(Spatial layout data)

===

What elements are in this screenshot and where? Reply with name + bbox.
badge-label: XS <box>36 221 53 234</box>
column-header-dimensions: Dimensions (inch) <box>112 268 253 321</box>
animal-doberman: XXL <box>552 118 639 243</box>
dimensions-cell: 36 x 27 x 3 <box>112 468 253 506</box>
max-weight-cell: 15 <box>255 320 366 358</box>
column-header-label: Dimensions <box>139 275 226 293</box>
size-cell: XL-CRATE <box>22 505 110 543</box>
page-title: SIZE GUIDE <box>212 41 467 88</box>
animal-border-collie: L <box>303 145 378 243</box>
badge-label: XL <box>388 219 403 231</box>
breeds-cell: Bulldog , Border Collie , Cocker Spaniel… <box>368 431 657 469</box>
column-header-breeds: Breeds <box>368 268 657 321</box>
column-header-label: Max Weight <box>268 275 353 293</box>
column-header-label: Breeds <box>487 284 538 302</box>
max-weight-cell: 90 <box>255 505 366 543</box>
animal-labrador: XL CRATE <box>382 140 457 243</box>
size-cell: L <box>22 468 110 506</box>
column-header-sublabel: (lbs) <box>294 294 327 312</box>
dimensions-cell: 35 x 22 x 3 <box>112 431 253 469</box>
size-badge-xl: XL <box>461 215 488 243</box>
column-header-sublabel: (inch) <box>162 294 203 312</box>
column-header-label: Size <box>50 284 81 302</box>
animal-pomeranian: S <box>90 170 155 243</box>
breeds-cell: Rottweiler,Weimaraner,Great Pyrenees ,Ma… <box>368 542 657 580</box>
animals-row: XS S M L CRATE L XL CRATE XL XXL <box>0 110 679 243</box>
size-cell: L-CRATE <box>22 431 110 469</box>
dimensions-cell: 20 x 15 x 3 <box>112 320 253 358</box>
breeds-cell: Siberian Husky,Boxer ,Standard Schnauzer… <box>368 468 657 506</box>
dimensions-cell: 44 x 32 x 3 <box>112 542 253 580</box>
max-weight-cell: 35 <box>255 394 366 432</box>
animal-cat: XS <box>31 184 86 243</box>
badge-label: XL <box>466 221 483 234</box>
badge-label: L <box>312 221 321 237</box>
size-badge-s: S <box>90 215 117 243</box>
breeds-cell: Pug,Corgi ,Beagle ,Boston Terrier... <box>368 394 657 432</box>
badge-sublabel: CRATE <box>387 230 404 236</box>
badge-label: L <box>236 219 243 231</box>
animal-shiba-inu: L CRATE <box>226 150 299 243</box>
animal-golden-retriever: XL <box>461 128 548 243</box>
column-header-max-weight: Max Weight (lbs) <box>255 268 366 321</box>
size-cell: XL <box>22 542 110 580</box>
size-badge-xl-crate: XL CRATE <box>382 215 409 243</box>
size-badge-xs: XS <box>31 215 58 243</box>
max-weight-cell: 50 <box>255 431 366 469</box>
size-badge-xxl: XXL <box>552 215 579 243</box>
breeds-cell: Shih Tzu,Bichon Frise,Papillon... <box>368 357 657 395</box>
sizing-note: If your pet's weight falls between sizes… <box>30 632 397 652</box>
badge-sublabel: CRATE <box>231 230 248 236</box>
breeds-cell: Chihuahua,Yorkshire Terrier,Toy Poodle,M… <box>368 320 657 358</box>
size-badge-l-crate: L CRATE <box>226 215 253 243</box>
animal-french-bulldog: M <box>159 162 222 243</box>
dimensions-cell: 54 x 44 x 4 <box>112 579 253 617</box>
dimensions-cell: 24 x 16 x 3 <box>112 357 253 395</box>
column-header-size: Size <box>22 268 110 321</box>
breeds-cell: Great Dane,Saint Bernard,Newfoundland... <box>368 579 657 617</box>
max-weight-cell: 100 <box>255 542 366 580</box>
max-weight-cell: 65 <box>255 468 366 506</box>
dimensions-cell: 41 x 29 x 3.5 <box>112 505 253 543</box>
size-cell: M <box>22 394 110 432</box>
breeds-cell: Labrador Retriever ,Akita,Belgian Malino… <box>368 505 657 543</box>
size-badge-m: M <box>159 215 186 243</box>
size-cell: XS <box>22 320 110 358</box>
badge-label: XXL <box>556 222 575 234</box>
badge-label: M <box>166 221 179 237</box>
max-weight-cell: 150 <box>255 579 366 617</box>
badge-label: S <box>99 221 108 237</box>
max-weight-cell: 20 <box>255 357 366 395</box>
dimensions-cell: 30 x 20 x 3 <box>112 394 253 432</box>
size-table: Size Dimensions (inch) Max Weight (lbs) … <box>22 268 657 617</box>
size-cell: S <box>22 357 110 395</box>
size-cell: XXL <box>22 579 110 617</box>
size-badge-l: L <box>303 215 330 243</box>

===

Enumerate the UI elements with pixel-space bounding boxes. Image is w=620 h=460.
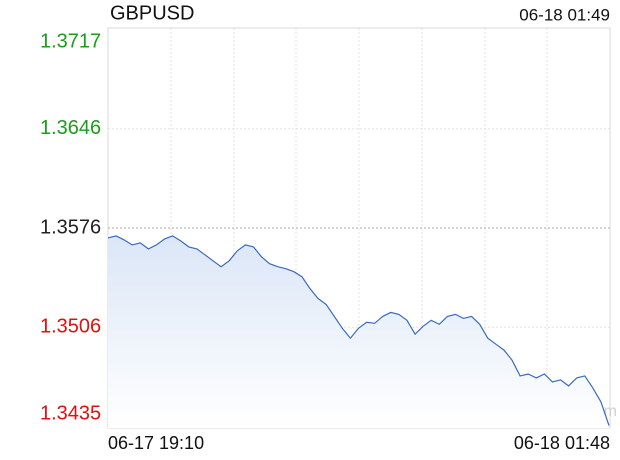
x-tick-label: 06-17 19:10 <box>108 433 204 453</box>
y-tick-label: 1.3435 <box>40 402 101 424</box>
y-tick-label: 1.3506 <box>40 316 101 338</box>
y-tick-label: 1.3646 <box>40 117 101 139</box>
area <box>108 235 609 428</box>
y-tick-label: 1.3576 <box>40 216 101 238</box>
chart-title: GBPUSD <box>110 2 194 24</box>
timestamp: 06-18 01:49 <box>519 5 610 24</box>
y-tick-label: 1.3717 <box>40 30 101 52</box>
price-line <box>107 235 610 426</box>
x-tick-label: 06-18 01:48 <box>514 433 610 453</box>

===

Format the lines between the one containing "Enumerate the UI" and the one containing "x-tick-label: 06-18 01:48", inclusive, as a Markdown table with columns n and Line, one row per line, skipping blank lines and leaving out the pictures.

| n | Line |
|---|---|
| 1 | Enumerate the UI elements with pixel-space bounding boxes. Image is w=620 h=460. |
| 2 | x-tick-label: 06-17 19:10 <box>108 433 204 453</box> |
| 3 | y-tick-label: 1.3435 <box>40 402 101 424</box> |
| 4 | y-tick-label: 1.3506 <box>40 316 101 338</box> |
| 5 | y-tick-label: 1.3646 <box>40 117 101 139</box> |
| 6 | area <box>108 235 609 428</box> |
| 7 | y-tick-label: 1.3576 <box>40 216 101 238</box> |
| 8 | chart-title: GBPUSD <box>110 2 194 24</box> |
| 9 | timestamp: 06-18 01:49 <box>519 5 610 24</box> |
| 10 | y-tick-label: 1.3717 <box>40 30 101 52</box> |
| 11 | price-line <box>107 235 610 426</box> |
| 12 | x-tick-label: 06-18 01:48 <box>514 433 610 453</box> |